Pick out all lines of the entries that include the word "نیاز" and copy them.

> **Dataset records**
..............................

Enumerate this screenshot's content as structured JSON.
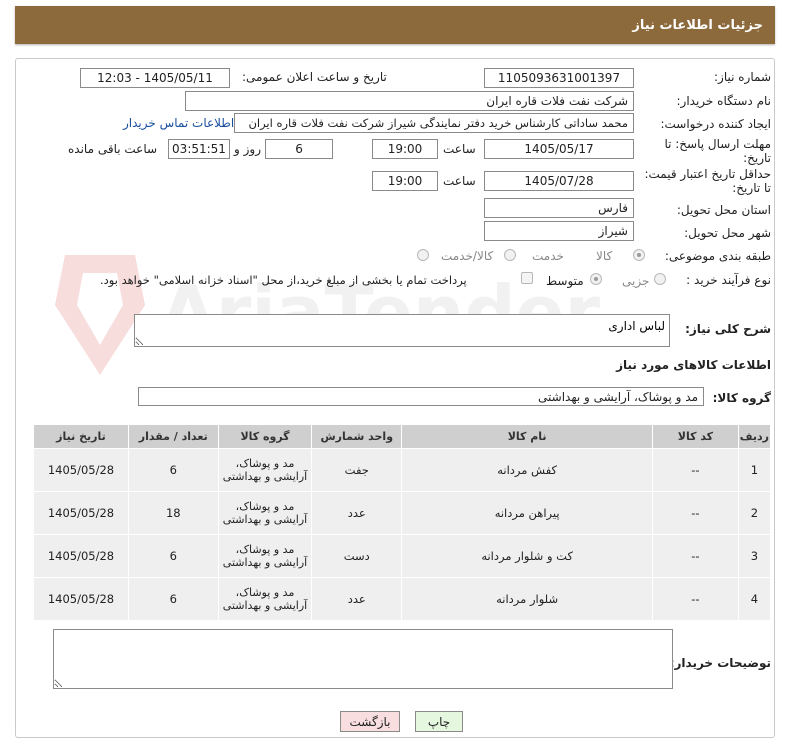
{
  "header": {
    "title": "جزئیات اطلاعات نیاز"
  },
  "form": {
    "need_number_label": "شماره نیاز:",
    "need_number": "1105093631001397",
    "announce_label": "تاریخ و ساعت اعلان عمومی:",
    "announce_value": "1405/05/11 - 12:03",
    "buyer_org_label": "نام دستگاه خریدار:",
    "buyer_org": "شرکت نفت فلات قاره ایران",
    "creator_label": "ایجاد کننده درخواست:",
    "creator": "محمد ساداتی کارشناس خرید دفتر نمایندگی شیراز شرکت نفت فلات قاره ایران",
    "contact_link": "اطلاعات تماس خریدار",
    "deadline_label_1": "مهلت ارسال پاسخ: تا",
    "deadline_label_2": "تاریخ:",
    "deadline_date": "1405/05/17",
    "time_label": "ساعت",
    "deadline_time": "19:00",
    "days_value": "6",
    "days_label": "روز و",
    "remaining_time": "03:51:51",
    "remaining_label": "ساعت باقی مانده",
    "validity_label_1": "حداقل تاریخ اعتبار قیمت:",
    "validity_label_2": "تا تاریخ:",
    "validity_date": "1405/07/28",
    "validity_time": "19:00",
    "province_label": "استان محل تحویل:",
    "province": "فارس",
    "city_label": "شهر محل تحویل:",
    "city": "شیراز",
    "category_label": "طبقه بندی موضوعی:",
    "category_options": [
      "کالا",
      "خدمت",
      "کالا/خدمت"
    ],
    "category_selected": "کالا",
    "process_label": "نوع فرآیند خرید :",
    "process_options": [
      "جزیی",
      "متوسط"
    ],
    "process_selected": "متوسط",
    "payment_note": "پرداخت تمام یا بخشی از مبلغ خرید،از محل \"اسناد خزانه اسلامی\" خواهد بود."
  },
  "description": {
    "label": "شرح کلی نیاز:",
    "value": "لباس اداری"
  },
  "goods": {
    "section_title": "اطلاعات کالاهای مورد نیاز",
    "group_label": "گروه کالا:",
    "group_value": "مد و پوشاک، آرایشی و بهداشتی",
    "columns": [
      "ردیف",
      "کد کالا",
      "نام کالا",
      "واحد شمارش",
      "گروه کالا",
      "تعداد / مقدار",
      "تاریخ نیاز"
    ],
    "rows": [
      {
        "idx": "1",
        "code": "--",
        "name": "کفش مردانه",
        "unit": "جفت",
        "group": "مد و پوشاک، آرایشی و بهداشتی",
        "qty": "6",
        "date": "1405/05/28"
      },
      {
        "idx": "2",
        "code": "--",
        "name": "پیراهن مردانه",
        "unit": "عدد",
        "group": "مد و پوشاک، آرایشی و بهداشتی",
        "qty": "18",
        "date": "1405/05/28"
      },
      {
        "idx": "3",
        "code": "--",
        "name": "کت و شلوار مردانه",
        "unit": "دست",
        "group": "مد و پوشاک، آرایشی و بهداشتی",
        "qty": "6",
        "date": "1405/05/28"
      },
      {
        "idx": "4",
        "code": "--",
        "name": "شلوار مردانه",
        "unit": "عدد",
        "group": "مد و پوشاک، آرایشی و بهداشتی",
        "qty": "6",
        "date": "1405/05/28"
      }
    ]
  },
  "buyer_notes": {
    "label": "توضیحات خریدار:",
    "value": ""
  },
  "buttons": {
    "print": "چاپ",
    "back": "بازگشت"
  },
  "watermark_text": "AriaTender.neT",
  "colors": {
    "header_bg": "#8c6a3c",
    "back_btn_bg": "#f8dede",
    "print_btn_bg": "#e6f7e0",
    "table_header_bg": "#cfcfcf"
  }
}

..............................

> **Final result**
    "title": "جزئیات اطلاعات نیاز"
    "need_number_label": "شماره نیاز:",
    "label": "شرح کلی نیاز:",
    "section_title": "اطلاعات کالاهای مورد نیاز",
      "تاریخ نیاز"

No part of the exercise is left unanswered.